Task statement ▸ Are you able to quote each entry exactly as written?
=== Material supplied ===
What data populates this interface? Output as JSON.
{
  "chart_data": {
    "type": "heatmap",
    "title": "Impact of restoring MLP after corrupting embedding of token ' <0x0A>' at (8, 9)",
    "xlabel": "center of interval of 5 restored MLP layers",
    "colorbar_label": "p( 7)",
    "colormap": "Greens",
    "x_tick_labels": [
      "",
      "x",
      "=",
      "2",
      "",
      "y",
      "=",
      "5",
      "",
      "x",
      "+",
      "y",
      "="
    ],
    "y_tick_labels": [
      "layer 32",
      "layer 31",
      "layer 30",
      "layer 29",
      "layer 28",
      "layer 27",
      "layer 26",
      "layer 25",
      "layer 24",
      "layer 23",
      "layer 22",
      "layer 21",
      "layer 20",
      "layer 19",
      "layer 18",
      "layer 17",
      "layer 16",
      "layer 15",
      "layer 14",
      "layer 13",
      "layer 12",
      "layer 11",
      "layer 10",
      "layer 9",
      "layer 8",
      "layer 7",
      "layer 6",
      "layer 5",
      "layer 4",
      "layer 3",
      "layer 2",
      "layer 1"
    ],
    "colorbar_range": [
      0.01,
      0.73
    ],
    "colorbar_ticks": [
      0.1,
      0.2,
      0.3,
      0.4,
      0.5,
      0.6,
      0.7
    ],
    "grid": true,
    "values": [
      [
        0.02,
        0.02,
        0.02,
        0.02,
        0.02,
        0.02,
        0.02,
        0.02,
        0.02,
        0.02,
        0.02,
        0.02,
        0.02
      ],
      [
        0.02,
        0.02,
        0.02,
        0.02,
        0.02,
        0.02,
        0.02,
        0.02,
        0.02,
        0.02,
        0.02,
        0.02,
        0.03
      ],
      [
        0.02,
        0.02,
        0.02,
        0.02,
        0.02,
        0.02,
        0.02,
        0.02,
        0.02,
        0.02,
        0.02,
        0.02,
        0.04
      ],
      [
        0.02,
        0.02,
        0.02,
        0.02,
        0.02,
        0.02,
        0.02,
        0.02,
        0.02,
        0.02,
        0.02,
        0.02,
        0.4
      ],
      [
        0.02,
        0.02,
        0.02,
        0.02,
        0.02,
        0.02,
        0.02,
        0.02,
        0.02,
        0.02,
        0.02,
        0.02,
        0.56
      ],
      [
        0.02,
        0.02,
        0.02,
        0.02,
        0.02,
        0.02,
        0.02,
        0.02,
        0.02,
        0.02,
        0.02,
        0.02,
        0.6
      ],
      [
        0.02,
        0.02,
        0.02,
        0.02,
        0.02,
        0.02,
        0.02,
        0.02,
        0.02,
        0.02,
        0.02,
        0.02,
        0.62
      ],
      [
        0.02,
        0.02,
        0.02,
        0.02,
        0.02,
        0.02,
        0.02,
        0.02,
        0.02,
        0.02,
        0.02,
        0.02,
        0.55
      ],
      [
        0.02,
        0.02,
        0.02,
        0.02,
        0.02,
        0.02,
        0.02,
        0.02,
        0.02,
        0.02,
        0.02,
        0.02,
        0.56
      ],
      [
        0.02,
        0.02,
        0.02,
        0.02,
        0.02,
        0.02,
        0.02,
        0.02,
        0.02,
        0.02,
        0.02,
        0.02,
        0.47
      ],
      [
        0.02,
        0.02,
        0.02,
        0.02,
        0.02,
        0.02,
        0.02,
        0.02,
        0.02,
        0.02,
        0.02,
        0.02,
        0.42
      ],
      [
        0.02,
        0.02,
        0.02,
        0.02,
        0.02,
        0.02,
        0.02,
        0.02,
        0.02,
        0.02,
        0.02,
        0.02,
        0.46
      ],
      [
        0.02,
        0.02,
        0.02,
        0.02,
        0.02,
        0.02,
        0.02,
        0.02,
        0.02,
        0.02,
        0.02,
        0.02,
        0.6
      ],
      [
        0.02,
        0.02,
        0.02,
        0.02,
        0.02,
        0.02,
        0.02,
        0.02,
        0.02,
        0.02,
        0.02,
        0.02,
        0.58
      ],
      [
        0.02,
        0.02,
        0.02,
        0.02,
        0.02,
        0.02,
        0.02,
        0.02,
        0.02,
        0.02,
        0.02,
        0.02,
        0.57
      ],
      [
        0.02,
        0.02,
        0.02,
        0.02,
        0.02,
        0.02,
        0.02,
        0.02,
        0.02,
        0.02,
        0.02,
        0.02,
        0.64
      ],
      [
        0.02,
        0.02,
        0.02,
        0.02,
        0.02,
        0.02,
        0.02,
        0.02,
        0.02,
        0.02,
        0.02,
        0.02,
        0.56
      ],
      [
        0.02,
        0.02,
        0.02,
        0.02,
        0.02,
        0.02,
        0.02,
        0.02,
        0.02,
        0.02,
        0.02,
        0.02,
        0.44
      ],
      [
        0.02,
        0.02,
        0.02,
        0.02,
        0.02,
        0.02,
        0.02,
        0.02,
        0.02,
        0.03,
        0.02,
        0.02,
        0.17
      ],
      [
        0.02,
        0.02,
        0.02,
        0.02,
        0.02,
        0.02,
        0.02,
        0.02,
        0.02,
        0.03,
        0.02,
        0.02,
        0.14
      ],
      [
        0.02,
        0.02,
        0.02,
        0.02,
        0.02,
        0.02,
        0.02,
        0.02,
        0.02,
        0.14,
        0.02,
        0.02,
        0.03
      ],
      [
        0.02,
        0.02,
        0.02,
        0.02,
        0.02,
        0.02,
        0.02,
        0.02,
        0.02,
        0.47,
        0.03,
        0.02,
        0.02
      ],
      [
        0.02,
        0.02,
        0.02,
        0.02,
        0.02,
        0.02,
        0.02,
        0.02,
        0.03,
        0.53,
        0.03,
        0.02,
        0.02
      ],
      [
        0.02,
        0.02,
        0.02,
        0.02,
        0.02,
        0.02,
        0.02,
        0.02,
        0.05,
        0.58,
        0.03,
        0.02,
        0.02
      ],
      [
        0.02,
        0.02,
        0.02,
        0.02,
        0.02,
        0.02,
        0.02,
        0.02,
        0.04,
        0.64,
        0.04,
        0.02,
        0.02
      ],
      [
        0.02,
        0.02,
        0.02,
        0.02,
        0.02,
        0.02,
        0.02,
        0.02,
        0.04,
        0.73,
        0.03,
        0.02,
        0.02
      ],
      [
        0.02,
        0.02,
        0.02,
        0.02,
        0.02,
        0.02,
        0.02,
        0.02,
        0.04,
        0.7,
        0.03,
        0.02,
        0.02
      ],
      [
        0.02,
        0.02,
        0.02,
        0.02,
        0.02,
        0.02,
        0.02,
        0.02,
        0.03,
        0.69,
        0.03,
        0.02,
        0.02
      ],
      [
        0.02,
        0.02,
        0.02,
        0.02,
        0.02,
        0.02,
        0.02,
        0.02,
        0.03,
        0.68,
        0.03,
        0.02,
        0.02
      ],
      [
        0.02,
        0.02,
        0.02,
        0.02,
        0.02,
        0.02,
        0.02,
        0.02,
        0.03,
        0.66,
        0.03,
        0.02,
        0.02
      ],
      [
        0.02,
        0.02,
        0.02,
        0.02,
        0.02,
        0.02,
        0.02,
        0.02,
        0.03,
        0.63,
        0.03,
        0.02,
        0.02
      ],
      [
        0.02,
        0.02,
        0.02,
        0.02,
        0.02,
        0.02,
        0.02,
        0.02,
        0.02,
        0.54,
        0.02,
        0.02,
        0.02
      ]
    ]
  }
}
===
Answer to this exercise ▸
What data populates this interface? Output as JSON.
{
  "chart_data": {
    "type": "heatmap",
    "title": "Impact of restoring MLP after corrupting embedding of token ' <0x0A>' at (8, 9)",
    "xlabel": "center of interval of 5 restored MLP layers",
    "colorbar_label": "p( 7)",
    "colormap": "Greens",
    "x_tick_labels": [
      "",
      "x",
      "=",
      "2",
      "",
      "y",
      "=",
      "5",
      "",
      "x",
      "+",
      "y",
      "="
    ],
    "y_tick_labels": [
      "layer 32",
      "layer 31",
      "layer 30",
      "layer 29",
      "layer 28",
      "layer 27",
      "layer 26",
      "layer 25",
      "layer 24",
      "layer 23",
      "layer 22",
      "layer 21",
      "layer 20",
      "layer 19",
      "layer 18",
      "layer 17",
      "layer 16",
      "layer 15",
      "layer 14",
      "layer 13",
      "layer 12",
      "layer 11",
      "layer 10",
      "layer 9",
      "layer 8",
      "layer 7",
      "layer 6",
      "layer 5",
      "layer 4",
      "layer 3",
      "layer 2",
      "layer 1"
    ],
    "colorbar_range": [
      0.01,
      0.73
    ],
    "colorbar_ticks": [
      0.1,
      0.2,
      0.3,
      0.4,
      0.5,
      0.6,
      0.7
    ],
    "grid": true,
    "values": [
      [
        0.02,
        0.02,
        0.02,
        0.02,
        0.02,
        0.02,
        0.02,
        0.02,
        0.02,
        0.02,
        0.02,
        0.02,
        0.02
      ],
      [
        0.02,
        0.02,
        0.02,
        0.02,
        0.02,
        0.02,
        0.02,
        0.02,
        0.02,
        0.02,
        0.02,
        0.02,
        0.03
      ],
      [
        0.02,
        0.02,
        0.02,
        0.02,
        0.02,
        0.02,
        0.02,
        0.02,
        0.02,
        0.02,
        0.02,
        0.02,
        0.04
      ],
      [
        0.02,
        0.02,
        0.02,
        0.02,
        0.02,
        0.02,
        0.02,
        0.02,
        0.02,
        0.02,
        0.02,
        0.02,
        0.4
      ],
      [
        0.02,
        0.02,
        0.02,
        0.02,
        0.02,
        0.02,
        0.02,
        0.02,
        0.02,
        0.02,
        0.02,
        0.02,
        0.56
      ],
      [
        0.02,
        0.02,
        0.02,
        0.02,
        0.02,
        0.02,
        0.02,
        0.02,
        0.02,
        0.02,
        0.02,
        0.02,
        0.6
      ],
      [
        0.02,
        0.02,
        0.02,
        0.02,
        0.02,
        0.02,
        0.02,
        0.02,
        0.02,
        0.02,
        0.02,
        0.02,
        0.62
      ],
      [
        0.02,
        0.02,
        0.02,
        0.02,
        0.02,
        0.02,
        0.02,
        0.02,
        0.02,
        0.02,
        0.02,
        0.02,
        0.55
      ],
      [
        0.02,
        0.02,
        0.02,
        0.02,
        0.02,
        0.02,
        0.02,
        0.02,
        0.02,
        0.02,
        0.02,
        0.02,
        0.56
      ],
      [
        0.02,
        0.02,
        0.02,
        0.02,
        0.02,
        0.02,
        0.02,
        0.02,
        0.02,
        0.02,
        0.02,
        0.02,
        0.47
      ],
      [
        0.02,
        0.02,
        0.02,
        0.02,
        0.02,
        0.02,
        0.02,
        0.02,
        0.02,
        0.02,
        0.02,
        0.02,
        0.42
      ],
      [
        0.02,
        0.02,
        0.02,
        0.02,
        0.02,
        0.02,
        0.02,
        0.02,
        0.02,
        0.02,
        0.02,
        0.02,
        0.46
      ],
      [
        0.02,
        0.02,
        0.02,
        0.02,
        0.02,
        0.02,
        0.02,
        0.02,
        0.02,
        0.02,
        0.02,
        0.02,
        0.6
      ],
      [
        0.02,
        0.02,
        0.02,
        0.02,
        0.02,
        0.02,
        0.02,
        0.02,
        0.02,
        0.02,
        0.02,
        0.02,
        0.58
      ],
      [
        0.02,
        0.02,
        0.02,
        0.02,
        0.02,
        0.02,
        0.02,
        0.02,
        0.02,
        0.02,
        0.02,
        0.02,
        0.57
      ],
      [
        0.02,
        0.02,
        0.02,
        0.02,
        0.02,
        0.02,
        0.02,
        0.02,
        0.02,
        0.02,
        0.02,
        0.02,
        0.64
      ],
      [
        0.02,
        0.02,
        0.02,
        0.02,
        0.02,
        0.02,
        0.02,
        0.02,
        0.02,
        0.02,
        0.02,
        0.02,
        0.56
      ],
      [
        0.02,
        0.02,
        0.02,
        0.02,
        0.02,
        0.02,
        0.02,
        0.02,
        0.02,
        0.02,
        0.02,
        0.02,
        0.44
      ],
      [
        0.02,
        0.02,
        0.02,
        0.02,
        0.02,
        0.02,
        0.02,
        0.02,
        0.02,
        0.03,
        0.02,
        0.02,
        0.17
      ],
      [
        0.02,
        0.02,
        0.02,
        0.02,
        0.02,
        0.02,
        0.02,
        0.02,
        0.02,
        0.03,
        0.02,
        0.02,
        0.14
      ],
      [
        0.02,
        0.02,
        0.02,
        0.02,
        0.02,
        0.02,
        0.02,
        0.02,
        0.02,
        0.14,
        0.02,
        0.02,
        0.03
      ],
      [
        0.02,
        0.02,
        0.02,
        0.02,
        0.02,
        0.02,
        0.02,
        0.02,
        0.02,
        0.47,
        0.03,
        0.02,
        0.02
      ],
      [
        0.02,
        0.02,
        0.02,
        0.02,
        0.02,
        0.02,
        0.02,
        0.02,
        0.03,
        0.53,
        0.03,
        0.02,
        0.02
      ],
      [
        0.02,
        0.02,
        0.02,
        0.02,
        0.02,
        0.02,
        0.02,
        0.02,
        0.05,
        0.58,
        0.03,
        0.02,
        0.02
      ],
      [
        0.02,
        0.02,
        0.02,
        0.02,
        0.02,
        0.02,
        0.02,
        0.02,
        0.04,
        0.64,
        0.04,
        0.02,
        0.02
      ],
      [
        0.02,
        0.02,
        0.02,
        0.02,
        0.02,
        0.02,
        0.02,
        0.02,
        0.04,
        0.73,
        0.03,
        0.02,
        0.02
      ],
      [
        0.02,
        0.02,
        0.02,
        0.02,
        0.02,
        0.02,
        0.02,
        0.02,
        0.04,
        0.7,
        0.03,
        0.02,
        0.02
      ],
      [
        0.02,
        0.02,
        0.02,
        0.02,
        0.02,
        0.02,
        0.02,
        0.02,
        0.03,
        0.69,
        0.03,
        0.02,
        0.02
      ],
      [
        0.02,
        0.02,
        0.02,
        0.02,
        0.02,
        0.02,
        0.02,
        0.02,
        0.03,
        0.68,
        0.03,
        0.02,
        0.02
      ],
      [
        0.02,
        0.02,
        0.02,
        0.02,
        0.02,
        0.02,
        0.02,
        0.02,
        0.03,
        0.66,
        0.03,
        0.02,
        0.02
      ],
      [
        0.02,
        0.02,
        0.02,
        0.02,
        0.02,
        0.02,
        0.02,
        0.02,
        0.03,
        0.63,
        0.03,
        0.02,
        0.02
      ],
      [
        0.02,
        0.02,
        0.02,
        0.02,
        0.02,
        0.02,
        0.02,
        0.02,
        0.02,
        0.54,
        0.02,
        0.02,
        0.02
      ]
    ]
  }
}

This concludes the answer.